──────── Document segment ────────

As a backward-compatibility option, it is possible to provide a filename (or - for standard input) containing all messages that are supposed to be sent to the server, separated by the NETCONF transport v1.0 message separator. This option cannot be used with any other command. Note that RPC message-id is not preserved.
Options
There are two sets of options: global options and command options. Global options affect overall behavior of the tool and can be provided in the shell command line (i.e. not to individual commands in the interactive mode). Command options affect individual commands and in interactive mode they need to be provided per command.
Global options
- help
Display a usage message and exit.
- host
Hostname or IP address of the NETCONF server.
- port
Port number of the NETCONF server.
- user
Username for the authentication on the server (defaults to admin).
- password
Password for the authentication on the server (defaults to admin). If the option is provided without a value, the password is read from the terminal.
- privKeyFile
File containing the user’s private key.
- raw
Print all received replies in the original form. The option accepts one argument, name of file where the text should be stored; defaults to standard output.

────────

- [Requirement A]:
Summarize the NETCONF tool text in two sentences.
- [Requirement B]:
According to the NETCONF tool text, what username is used for authentication on the server if none is given?
- [Requirement C]:
Say whether each statement agrees with the NETCONF tool text, and quote the words that decide it.
(i) Global options can be given to individual commands in interactive mode.
(ii) If the password option has no value, the password is read from the terminal.
(iii) By default, the raw option prints replies to standard output.
Use only the NETCONF tool text for the answers.

──────── Dataset content ────────

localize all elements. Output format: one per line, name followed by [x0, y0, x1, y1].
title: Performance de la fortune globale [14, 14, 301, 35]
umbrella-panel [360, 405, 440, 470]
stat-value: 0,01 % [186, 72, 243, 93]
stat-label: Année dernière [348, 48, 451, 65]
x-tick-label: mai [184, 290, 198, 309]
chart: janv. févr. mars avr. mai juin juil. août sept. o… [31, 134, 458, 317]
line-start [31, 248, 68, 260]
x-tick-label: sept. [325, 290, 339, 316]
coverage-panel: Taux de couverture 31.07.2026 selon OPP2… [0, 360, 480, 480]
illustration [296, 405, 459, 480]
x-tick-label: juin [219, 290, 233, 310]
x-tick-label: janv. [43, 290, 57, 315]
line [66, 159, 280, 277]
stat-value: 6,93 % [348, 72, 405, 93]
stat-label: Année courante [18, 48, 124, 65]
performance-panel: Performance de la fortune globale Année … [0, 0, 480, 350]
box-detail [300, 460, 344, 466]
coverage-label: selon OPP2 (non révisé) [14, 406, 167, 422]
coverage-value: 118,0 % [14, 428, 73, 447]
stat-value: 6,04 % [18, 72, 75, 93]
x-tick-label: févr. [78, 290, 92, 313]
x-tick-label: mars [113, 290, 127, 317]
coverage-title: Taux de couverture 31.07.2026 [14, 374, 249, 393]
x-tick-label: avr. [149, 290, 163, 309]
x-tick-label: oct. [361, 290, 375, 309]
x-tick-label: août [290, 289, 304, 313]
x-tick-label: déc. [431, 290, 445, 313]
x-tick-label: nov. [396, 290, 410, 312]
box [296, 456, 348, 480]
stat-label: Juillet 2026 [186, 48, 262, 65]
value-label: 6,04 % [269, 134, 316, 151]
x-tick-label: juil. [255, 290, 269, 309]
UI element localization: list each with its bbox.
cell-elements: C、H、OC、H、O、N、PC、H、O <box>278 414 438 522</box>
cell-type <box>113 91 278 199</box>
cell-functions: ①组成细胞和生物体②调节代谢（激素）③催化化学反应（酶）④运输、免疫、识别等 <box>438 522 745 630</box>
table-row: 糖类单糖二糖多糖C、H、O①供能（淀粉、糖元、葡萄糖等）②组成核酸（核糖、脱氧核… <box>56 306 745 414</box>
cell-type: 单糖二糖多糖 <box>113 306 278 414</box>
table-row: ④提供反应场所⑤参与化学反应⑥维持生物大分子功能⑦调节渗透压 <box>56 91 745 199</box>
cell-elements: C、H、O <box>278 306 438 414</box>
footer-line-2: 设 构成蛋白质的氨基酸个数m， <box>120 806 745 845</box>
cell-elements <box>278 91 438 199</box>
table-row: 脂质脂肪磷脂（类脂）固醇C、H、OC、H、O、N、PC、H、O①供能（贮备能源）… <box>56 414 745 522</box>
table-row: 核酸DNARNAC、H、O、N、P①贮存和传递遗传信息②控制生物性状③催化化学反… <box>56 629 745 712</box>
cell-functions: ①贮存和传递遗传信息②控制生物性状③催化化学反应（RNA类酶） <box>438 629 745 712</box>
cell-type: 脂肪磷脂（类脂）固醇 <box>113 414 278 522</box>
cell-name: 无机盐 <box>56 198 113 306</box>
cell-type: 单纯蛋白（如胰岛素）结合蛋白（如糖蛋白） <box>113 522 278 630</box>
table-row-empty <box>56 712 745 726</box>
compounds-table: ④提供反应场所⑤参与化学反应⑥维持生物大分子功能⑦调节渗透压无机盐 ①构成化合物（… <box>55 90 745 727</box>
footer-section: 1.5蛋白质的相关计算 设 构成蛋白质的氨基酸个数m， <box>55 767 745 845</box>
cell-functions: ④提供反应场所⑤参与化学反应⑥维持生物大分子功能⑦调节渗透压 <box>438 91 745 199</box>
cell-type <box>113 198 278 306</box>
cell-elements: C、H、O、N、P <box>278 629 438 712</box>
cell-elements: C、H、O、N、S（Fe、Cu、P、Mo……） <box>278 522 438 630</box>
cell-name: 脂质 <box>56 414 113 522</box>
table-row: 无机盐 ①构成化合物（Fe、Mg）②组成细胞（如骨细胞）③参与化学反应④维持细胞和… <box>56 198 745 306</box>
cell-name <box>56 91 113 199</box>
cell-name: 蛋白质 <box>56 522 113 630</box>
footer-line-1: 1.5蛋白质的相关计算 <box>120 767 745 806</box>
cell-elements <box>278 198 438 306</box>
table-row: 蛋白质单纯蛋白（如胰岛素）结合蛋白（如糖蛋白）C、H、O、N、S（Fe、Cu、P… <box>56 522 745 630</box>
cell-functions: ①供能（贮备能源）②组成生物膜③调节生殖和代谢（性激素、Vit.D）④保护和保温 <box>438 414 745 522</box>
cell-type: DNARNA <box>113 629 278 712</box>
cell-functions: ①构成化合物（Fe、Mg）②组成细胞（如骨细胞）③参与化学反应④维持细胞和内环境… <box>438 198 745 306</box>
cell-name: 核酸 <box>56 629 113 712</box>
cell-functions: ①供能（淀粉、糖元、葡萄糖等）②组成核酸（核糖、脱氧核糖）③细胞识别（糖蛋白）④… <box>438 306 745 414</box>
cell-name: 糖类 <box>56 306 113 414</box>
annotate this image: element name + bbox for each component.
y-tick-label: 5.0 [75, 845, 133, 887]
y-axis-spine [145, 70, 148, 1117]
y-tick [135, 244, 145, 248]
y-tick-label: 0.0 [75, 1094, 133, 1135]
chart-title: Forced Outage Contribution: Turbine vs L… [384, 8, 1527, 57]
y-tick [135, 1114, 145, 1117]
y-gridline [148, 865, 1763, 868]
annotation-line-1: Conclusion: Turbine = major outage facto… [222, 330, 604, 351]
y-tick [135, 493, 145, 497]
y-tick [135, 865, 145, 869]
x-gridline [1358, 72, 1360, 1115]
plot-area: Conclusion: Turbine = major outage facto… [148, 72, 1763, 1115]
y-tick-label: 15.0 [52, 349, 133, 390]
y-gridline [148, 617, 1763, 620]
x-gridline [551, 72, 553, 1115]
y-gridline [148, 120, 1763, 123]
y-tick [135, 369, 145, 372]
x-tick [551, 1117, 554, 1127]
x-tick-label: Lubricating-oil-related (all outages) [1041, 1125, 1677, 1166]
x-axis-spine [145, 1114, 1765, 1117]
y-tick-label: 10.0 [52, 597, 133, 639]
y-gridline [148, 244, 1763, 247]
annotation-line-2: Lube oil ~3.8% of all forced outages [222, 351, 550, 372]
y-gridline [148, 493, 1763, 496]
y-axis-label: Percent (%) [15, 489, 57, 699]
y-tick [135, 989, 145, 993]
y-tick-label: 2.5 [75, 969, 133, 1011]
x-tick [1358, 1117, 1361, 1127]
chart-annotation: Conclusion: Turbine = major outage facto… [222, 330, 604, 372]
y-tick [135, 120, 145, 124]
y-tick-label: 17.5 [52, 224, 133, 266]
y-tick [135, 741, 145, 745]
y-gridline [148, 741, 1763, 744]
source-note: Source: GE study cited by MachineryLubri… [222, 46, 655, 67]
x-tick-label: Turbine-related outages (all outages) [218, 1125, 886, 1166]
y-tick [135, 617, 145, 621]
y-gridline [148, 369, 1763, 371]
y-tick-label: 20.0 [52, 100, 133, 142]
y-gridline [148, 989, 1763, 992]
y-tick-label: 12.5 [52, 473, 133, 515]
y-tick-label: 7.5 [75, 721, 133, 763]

────────

- [Your response A]:
For backward compatibility, the tool can take a file, or standard input, holding all messages for the server separated by the NETCONF transport v1.0 message separator, but this option cannot be combined with any other command and does not preserve RPC message-id. The tool has global options, which are given on the shell command line, and command options, which are given per command in interactive mode; the global options listed are help, host, port, user, password, privKeyFile and raw.

- [Your response B]:
admin

- [Your response C]:
(i) No: "can be provided in the shell command line (i.e. not to individual commands in the interactive mode)"
(ii) Yes: "If the option is provided without a value, the password is read from the terminal."
(iii) Yes: "defaults to standard output"